## Given problem
Nothing may be dropped or altered: reproduce all the data.

Records contained in a dataset:
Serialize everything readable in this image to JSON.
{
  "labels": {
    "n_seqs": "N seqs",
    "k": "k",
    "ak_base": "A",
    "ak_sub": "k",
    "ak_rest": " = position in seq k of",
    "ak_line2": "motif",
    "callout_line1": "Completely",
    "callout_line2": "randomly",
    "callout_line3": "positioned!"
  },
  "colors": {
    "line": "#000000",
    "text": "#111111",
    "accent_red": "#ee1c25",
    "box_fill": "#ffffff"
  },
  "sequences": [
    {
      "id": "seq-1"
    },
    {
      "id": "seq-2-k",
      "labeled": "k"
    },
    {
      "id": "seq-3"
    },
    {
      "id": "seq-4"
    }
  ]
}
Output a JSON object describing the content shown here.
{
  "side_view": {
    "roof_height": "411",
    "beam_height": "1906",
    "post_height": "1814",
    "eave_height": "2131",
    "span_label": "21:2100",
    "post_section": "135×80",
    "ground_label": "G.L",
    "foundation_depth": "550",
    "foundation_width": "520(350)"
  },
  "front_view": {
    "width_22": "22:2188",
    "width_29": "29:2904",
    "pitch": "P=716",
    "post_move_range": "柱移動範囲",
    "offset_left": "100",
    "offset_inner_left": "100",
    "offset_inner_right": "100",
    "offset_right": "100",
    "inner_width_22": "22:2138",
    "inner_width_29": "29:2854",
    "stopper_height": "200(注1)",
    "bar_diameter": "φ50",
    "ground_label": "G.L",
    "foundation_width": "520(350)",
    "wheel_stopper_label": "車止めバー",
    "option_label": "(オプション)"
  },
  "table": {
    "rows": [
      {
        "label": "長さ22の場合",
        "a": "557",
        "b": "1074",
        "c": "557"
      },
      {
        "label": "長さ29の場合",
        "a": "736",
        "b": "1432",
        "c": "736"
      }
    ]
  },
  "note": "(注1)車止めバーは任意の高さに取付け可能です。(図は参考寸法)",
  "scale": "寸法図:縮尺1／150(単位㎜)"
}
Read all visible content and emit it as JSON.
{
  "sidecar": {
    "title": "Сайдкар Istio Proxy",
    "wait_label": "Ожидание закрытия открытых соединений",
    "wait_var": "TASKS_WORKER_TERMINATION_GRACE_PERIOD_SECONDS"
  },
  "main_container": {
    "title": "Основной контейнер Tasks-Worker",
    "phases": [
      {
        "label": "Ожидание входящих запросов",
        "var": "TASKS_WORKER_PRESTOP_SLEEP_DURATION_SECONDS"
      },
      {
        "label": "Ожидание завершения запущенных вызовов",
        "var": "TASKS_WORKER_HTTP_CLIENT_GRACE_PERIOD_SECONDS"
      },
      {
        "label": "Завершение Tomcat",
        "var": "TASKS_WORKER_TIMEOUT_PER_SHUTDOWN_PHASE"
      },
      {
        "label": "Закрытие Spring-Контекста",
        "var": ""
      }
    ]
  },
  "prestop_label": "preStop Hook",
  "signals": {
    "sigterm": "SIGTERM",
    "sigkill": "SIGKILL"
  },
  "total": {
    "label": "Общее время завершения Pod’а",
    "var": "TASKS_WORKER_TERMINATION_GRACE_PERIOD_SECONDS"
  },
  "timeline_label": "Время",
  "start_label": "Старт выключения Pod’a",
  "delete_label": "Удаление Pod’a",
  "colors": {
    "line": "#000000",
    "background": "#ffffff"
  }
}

## Solution
Serialize everything readable in this image to JSON.
{
  "labels": {
    "n_seqs": "N seqs",
    "k": "k",
    "ak_base": "A",
    "ak_sub": "k",
    "ak_rest": " = position in seq k of",
    "ak_line2": "motif",
    "callout_line1": "Completely",
    "callout_line2": "randomly",
    "callout_line3": "positioned!"
  },
  "colors": {
    "line": "#000000",
    "text": "#111111",
    "accent_red": "#ee1c25",
    "box_fill": "#ffffff"
  },
  "sequences": [
    {
      "id": "seq-1"
    },
    {
      "id": "seq-2-k",
      "labeled": "k"
    },
    {
      "id": "seq-3"
    },
    {
      "id": "seq-4"
    }
  ]
}
Output a JSON object describing the content shown here.
{
  "side_view": {
    "roof_height": "411",
    "beam_height": "1906",
    "post_height": "1814",
    "eave_height": "2131",
    "span_label": "21:2100",
    "post_section": "135×80",
    "ground_label": "G.L",
    "foundation_depth": "550",
    "foundation_width": "520(350)"
  },
  "front_view": {
    "width_22": "22:2188",
    "width_29": "29:2904",
    "pitch": "P=716",
    "post_move_range": "柱移動範囲",
    "offset_left": "100",
    "offset_inner_left": "100",
    "offset_inner_right": "100",
    "offset_right": "100",
    "inner_width_22": "22:2138",
    "inner_width_29": "29:2854",
    "stopper_height": "200(注1)",
    "bar_diameter": "φ50",
    "ground_label": "G.L",
    "foundation_width": "520(350)",
    "wheel_stopper_label": "車止めバー",
    "option_label": "(オプション)"
  },
  "table": {
    "rows": [
      {
        "label": "長さ22の場合",
        "a": "557",
        "b": "1074",
        "c": "557"
      },
      {
        "label": "長さ29の場合",
        "a": "736",
        "b": "1432",
        "c": "736"
      }
    ]
  },
  "note": "(注1)車止めバーは任意の高さに取付け可能です。(図は参考寸法)",
  "scale": "寸法図:縮尺1／150(単位㎜)"
}
Read all visible content and emit it as JSON.
{
  "sidecar": {
    "title": "Сайдкар Istio Proxy",
    "wait_label": "Ожидание закрытия открытых соединений",
    "wait_var": "TASKS_WORKER_TERMINATION_GRACE_PERIOD_SECONDS"
  },
  "main_container": {
    "title": "Основной контейнер Tasks-Worker",
    "phases": [
      {
        "label": "Ожидание входящих запросов",
        "var": "TASKS_WORKER_PRESTOP_SLEEP_DURATION_SECONDS"
      },
      {
        "label": "Ожидание завершения запущенных вызовов",
        "var": "TASKS_WORKER_HTTP_CLIENT_GRACE_PERIOD_SECONDS"
      },
      {
        "label": "Завершение Tomcat",
        "var": "TASKS_WORKER_TIMEOUT_PER_SHUTDOWN_PHASE"
      },
      {
        "label": "Закрытие Spring-Контекста",
        "var": ""
      }
    ]
  },
  "prestop_label": "preStop Hook",
  "signals": {
    "sigterm": "SIGTERM",
    "sigkill": "SIGKILL"
  },
  "total": {
    "label": "Общее время завершения Pod’а",
    "var": "TASKS_WORKER_TERMINATION_GRACE_PERIOD_SECONDS"
  },
  "timeline_label": "Время",
  "start_label": "Старт выключения Pod’a",
  "delete_label": "Удаление Pod’a",
  "colors": {
    "line": "#000000",
    "background": "#ffffff"
  }
}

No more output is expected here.